++++ Supplied material ++++

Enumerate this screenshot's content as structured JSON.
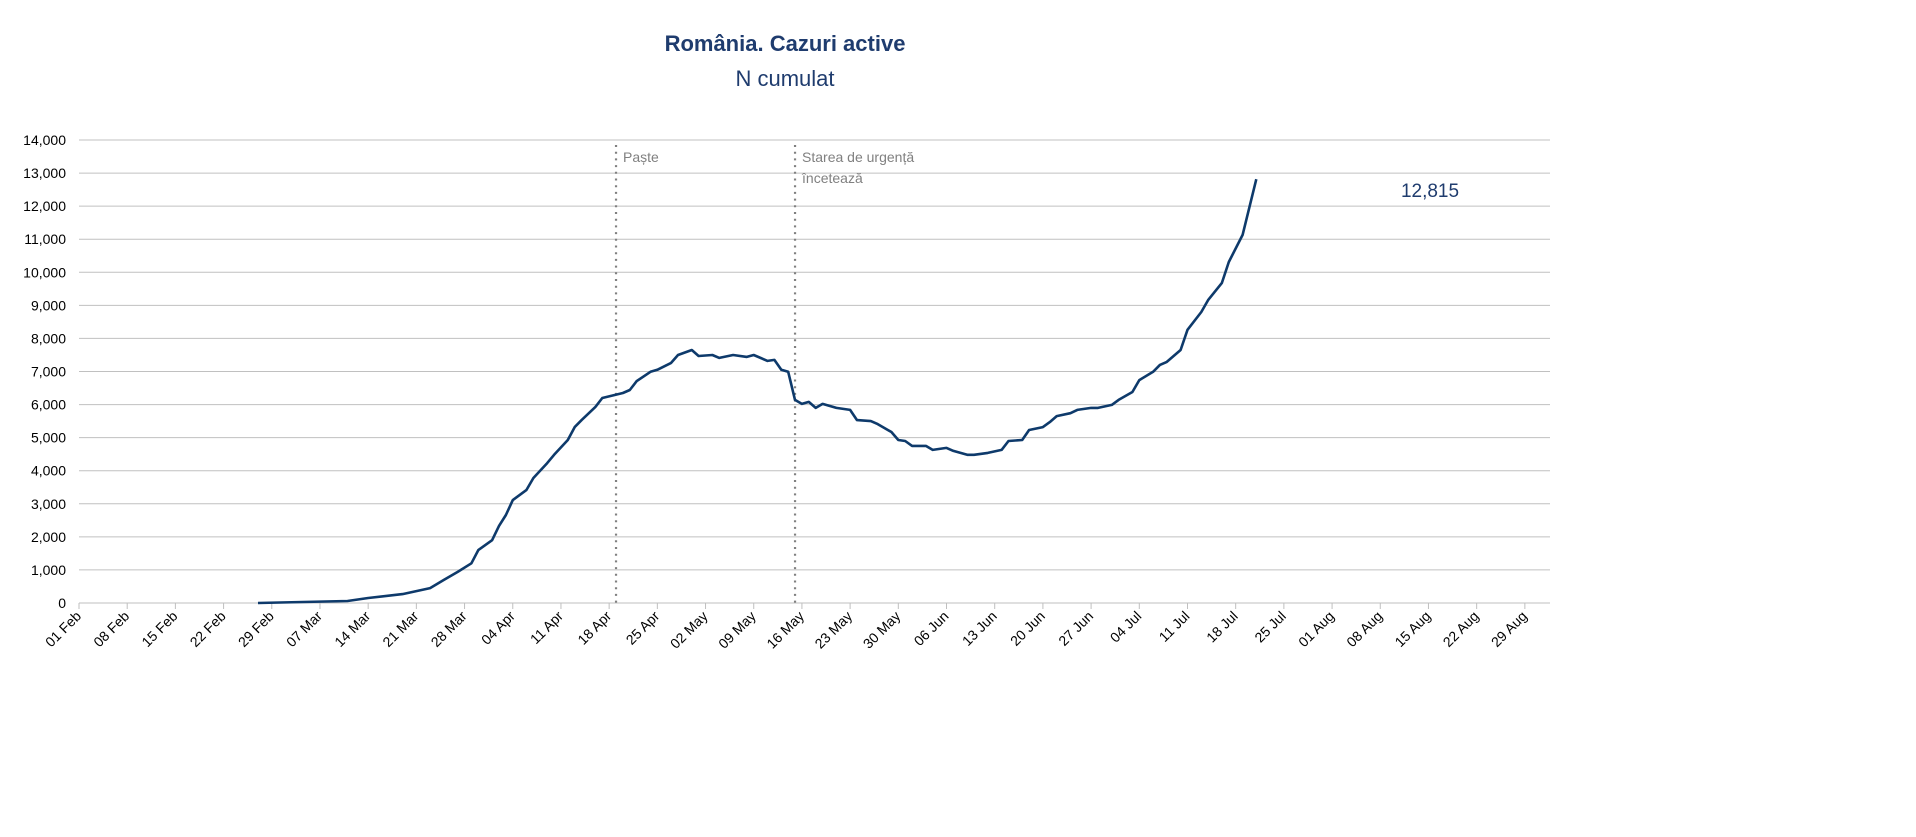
{
  "chart_data": {
    "type": "line",
    "title": "România. Cazuri active",
    "subtitle": "N cumulat",
    "xlabel": "",
    "ylabel": "",
    "ylim": [
      0,
      14000
    ],
    "yticks": [
      "0",
      "1,000",
      "2,000",
      "3,000",
      "4,000",
      "5,000",
      "6,000",
      "7,000",
      "8,000",
      "9,000",
      "10,000",
      "11,000",
      "12,000",
      "13,000",
      "14,000"
    ],
    "xlim": [
      "2020-02-01",
      "2020-08-31"
    ],
    "xticks": [
      "01 Feb",
      "08 Feb",
      "15 Feb",
      "22 Feb",
      "29 Feb",
      "07 Mar",
      "14 Mar",
      "21 Mar",
      "28 Mar",
      "04 Apr",
      "11 Apr",
      "18 Apr",
      "25 Apr",
      "02 May",
      "09 May",
      "16 May",
      "23 May",
      "30 May",
      "06 Jun",
      "13 Jun",
      "20 Jun",
      "27 Jun",
      "04 Jul",
      "11 Jul",
      "18 Jul",
      "25 Jul",
      "01 Aug",
      "08 Aug",
      "15 Aug",
      "22 Aug",
      "29 Aug"
    ],
    "grid": "horizontal",
    "color": "#0e3a6b",
    "last_value_label": "12,815",
    "annotations": [
      {
        "date": "2020-04-19",
        "lines": [
          "Paște"
        ]
      },
      {
        "date": "2020-05-15",
        "lines": [
          "Starea de urgență",
          "încetează"
        ]
      }
    ],
    "series": [
      {
        "name": "Cazuri active",
        "points": [
          [
            "2020-02-27",
            0
          ],
          [
            "2020-03-11",
            60
          ],
          [
            "2020-03-14",
            150
          ],
          [
            "2020-03-19",
            270
          ],
          [
            "2020-03-23",
            450
          ],
          [
            "2020-03-25",
            700
          ],
          [
            "2020-03-27",
            940
          ],
          [
            "2020-03-29",
            1200
          ],
          [
            "2020-03-30",
            1600
          ],
          [
            "2020-04-01",
            1900
          ],
          [
            "2020-04-02",
            2330
          ],
          [
            "2020-04-03",
            2660
          ],
          [
            "2020-04-04",
            3110
          ],
          [
            "2020-04-06",
            3420
          ],
          [
            "2020-04-07",
            3780
          ],
          [
            "2020-04-09",
            4230
          ],
          [
            "2020-04-10",
            4480
          ],
          [
            "2020-04-12",
            4930
          ],
          [
            "2020-04-13",
            5320
          ],
          [
            "2020-04-14",
            5530
          ],
          [
            "2020-04-16",
            5930
          ],
          [
            "2020-04-17",
            6200
          ],
          [
            "2020-04-20",
            6350
          ],
          [
            "2020-04-21",
            6440
          ],
          [
            "2020-04-22",
            6710
          ],
          [
            "2020-04-24",
            6990
          ],
          [
            "2020-04-25",
            7050
          ],
          [
            "2020-04-27",
            7260
          ],
          [
            "2020-04-28",
            7500
          ],
          [
            "2020-04-30",
            7650
          ],
          [
            "2020-05-01",
            7470
          ],
          [
            "2020-05-03",
            7500
          ],
          [
            "2020-05-04",
            7410
          ],
          [
            "2020-05-06",
            7500
          ],
          [
            "2020-05-08",
            7440
          ],
          [
            "2020-05-09",
            7500
          ],
          [
            "2020-05-11",
            7320
          ],
          [
            "2020-05-12",
            7350
          ],
          [
            "2020-05-13",
            7050
          ],
          [
            "2020-05-14",
            6990
          ],
          [
            "2020-05-15",
            6140
          ],
          [
            "2020-05-16",
            6020
          ],
          [
            "2020-05-17",
            6080
          ],
          [
            "2020-05-18",
            5900
          ],
          [
            "2020-05-19",
            6020
          ],
          [
            "2020-05-21",
            5900
          ],
          [
            "2020-05-23",
            5840
          ],
          [
            "2020-05-24",
            5530
          ],
          [
            "2020-05-26",
            5500
          ],
          [
            "2020-05-27",
            5410
          ],
          [
            "2020-05-29",
            5170
          ],
          [
            "2020-05-30",
            4930
          ],
          [
            "2020-05-31",
            4900
          ],
          [
            "2020-06-01",
            4750
          ],
          [
            "2020-06-03",
            4750
          ],
          [
            "2020-06-04",
            4630
          ],
          [
            "2020-06-06",
            4690
          ],
          [
            "2020-06-07",
            4600
          ],
          [
            "2020-06-09",
            4480
          ],
          [
            "2020-06-10",
            4480
          ],
          [
            "2020-06-12",
            4540
          ],
          [
            "2020-06-14",
            4630
          ],
          [
            "2020-06-15",
            4900
          ],
          [
            "2020-06-17",
            4930
          ],
          [
            "2020-06-18",
            5230
          ],
          [
            "2020-06-20",
            5320
          ],
          [
            "2020-06-21",
            5470
          ],
          [
            "2020-06-22",
            5650
          ],
          [
            "2020-06-24",
            5740
          ],
          [
            "2020-06-25",
            5840
          ],
          [
            "2020-06-27",
            5900
          ],
          [
            "2020-06-28",
            5900
          ],
          [
            "2020-06-30",
            5990
          ],
          [
            "2020-07-01",
            6140
          ],
          [
            "2020-07-03",
            6380
          ],
          [
            "2020-07-04",
            6740
          ],
          [
            "2020-07-06",
            6990
          ],
          [
            "2020-07-07",
            7200
          ],
          [
            "2020-07-08",
            7290
          ],
          [
            "2020-07-10",
            7650
          ],
          [
            "2020-07-11",
            8260
          ],
          [
            "2020-07-13",
            8800
          ],
          [
            "2020-07-14",
            9160
          ],
          [
            "2020-07-16",
            9680
          ],
          [
            "2020-07-17",
            10310
          ],
          [
            "2020-07-19",
            11130
          ],
          [
            "2020-07-21",
            12815
          ]
        ]
      }
    ]
  }
}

++++

Exercise objective: Go through the entries above and print each one exactly, minus the pictures.

Task result:
Enumerate this screenshot's content as structured JSON.
{
  "chart_data": {
    "type": "line",
    "title": "România. Cazuri active",
    "subtitle": "N cumulat",
    "xlabel": "",
    "ylabel": "",
    "ylim": [
      0,
      14000
    ],
    "yticks": [
      "0",
      "1,000",
      "2,000",
      "3,000",
      "4,000",
      "5,000",
      "6,000",
      "7,000",
      "8,000",
      "9,000",
      "10,000",
      "11,000",
      "12,000",
      "13,000",
      "14,000"
    ],
    "xlim": [
      "2020-02-01",
      "2020-08-31"
    ],
    "xticks": [
      "01 Feb",
      "08 Feb",
      "15 Feb",
      "22 Feb",
      "29 Feb",
      "07 Mar",
      "14 Mar",
      "21 Mar",
      "28 Mar",
      "04 Apr",
      "11 Apr",
      "18 Apr",
      "25 Apr",
      "02 May",
      "09 May",
      "16 May",
      "23 May",
      "30 May",
      "06 Jun",
      "13 Jun",
      "20 Jun",
      "27 Jun",
      "04 Jul",
      "11 Jul",
      "18 Jul",
      "25 Jul",
      "01 Aug",
      "08 Aug",
      "15 Aug",
      "22 Aug",
      "29 Aug"
    ],
    "grid": "horizontal",
    "color": "#0e3a6b",
    "last_value_label": "12,815",
    "annotations": [
      {
        "date": "2020-04-19",
        "lines": [
          "Paște"
        ]
      },
      {
        "date": "2020-05-15",
        "lines": [
          "Starea de urgență",
          "încetează"
        ]
      }
    ],
    "series": [
      {
        "name": "Cazuri active",
        "points": [
          [
            "2020-02-27",
            0
          ],
          [
            "2020-03-11",
            60
          ],
          [
            "2020-03-14",
            150
          ],
          [
            "2020-03-19",
            270
          ],
          [
            "2020-03-23",
            450
          ],
          [
            "2020-03-25",
            700
          ],
          [
            "2020-03-27",
            940
          ],
          [
            "2020-03-29",
            1200
          ],
          [
            "2020-03-30",
            1600
          ],
          [
            "2020-04-01",
            1900
          ],
          [
            "2020-04-02",
            2330
          ],
          [
            "2020-04-03",
            2660
          ],
          [
            "2020-04-04",
            3110
          ],
          [
            "2020-04-06",
            3420
          ],
          [
            "2020-04-07",
            3780
          ],
          [
            "2020-04-09",
            4230
          ],
          [
            "2020-04-10",
            4480
          ],
          [
            "2020-04-12",
            4930
          ],
          [
            "2020-04-13",
            5320
          ],
          [
            "2020-04-14",
            5530
          ],
          [
            "2020-04-16",
            5930
          ],
          [
            "2020-04-17",
            6200
          ],
          [
            "2020-04-20",
            6350
          ],
          [
            "2020-04-21",
            6440
          ],
          [
            "2020-04-22",
            6710
          ],
          [
            "2020-04-24",
            6990
          ],
          [
            "2020-04-25",
            7050
          ],
          [
            "2020-04-27",
            7260
          ],
          [
            "2020-04-28",
            7500
          ],
          [
            "2020-04-30",
            7650
          ],
          [
            "2020-05-01",
            7470
          ],
          [
            "2020-05-03",
            7500
          ],
          [
            "2020-05-04",
            7410
          ],
          [
            "2020-05-06",
            7500
          ],
          [
            "2020-05-08",
            7440
          ],
          [
            "2020-05-09",
            7500
          ],
          [
            "2020-05-11",
            7320
          ],
          [
            "2020-05-12",
            7350
          ],
          [
            "2020-05-13",
            7050
          ],
          [
            "2020-05-14",
            6990
          ],
          [
            "2020-05-15",
            6140
          ],
          [
            "2020-05-16",
            6020
          ],
          [
            "2020-05-17",
            6080
          ],
          [
            "2020-05-18",
            5900
          ],
          [
            "2020-05-19",
            6020
          ],
          [
            "2020-05-21",
            5900
          ],
          [
            "2020-05-23",
            5840
          ],
          [
            "2020-05-24",
            5530
          ],
          [
            "2020-05-26",
            5500
          ],
          [
            "2020-05-27",
            5410
          ],
          [
            "2020-05-29",
            5170
          ],
          [
            "2020-05-30",
            4930
          ],
          [
            "2020-05-31",
            4900
          ],
          [
            "2020-06-01",
            4750
          ],
          [
            "2020-06-03",
            4750
          ],
          [
            "2020-06-04",
            4630
          ],
          [
            "2020-06-06",
            4690
          ],
          [
            "2020-06-07",
            4600
          ],
          [
            "2020-06-09",
            4480
          ],
          [
            "2020-06-10",
            4480
          ],
          [
            "2020-06-12",
            4540
          ],
          [
            "2020-06-14",
            4630
          ],
          [
            "2020-06-15",
            4900
          ],
          [
            "2020-06-17",
            4930
          ],
          [
            "2020-06-18",
            5230
          ],
          [
            "2020-06-20",
            5320
          ],
          [
            "2020-06-21",
            5470
          ],
          [
            "2020-06-22",
            5650
          ],
          [
            "2020-06-24",
            5740
          ],
          [
            "2020-06-25",
            5840
          ],
          [
            "2020-06-27",
            5900
          ],
          [
            "2020-06-28",
            5900
          ],
          [
            "2020-06-30",
            5990
          ],
          [
            "2020-07-01",
            6140
          ],
          [
            "2020-07-03",
            6380
          ],
          [
            "2020-07-04",
            6740
          ],
          [
            "2020-07-06",
            6990
          ],
          [
            "2020-07-07",
            7200
          ],
          [
            "2020-07-08",
            7290
          ],
          [
            "2020-07-10",
            7650
          ],
          [
            "2020-07-11",
            8260
          ],
          [
            "2020-07-13",
            8800
          ],
          [
            "2020-07-14",
            9160
          ],
          [
            "2020-07-16",
            9680
          ],
          [
            "2020-07-17",
            10310
          ],
          [
            "2020-07-19",
            11130
          ],
          [
            "2020-07-21",
            12815
          ]
        ]
      }
    ]
  }
}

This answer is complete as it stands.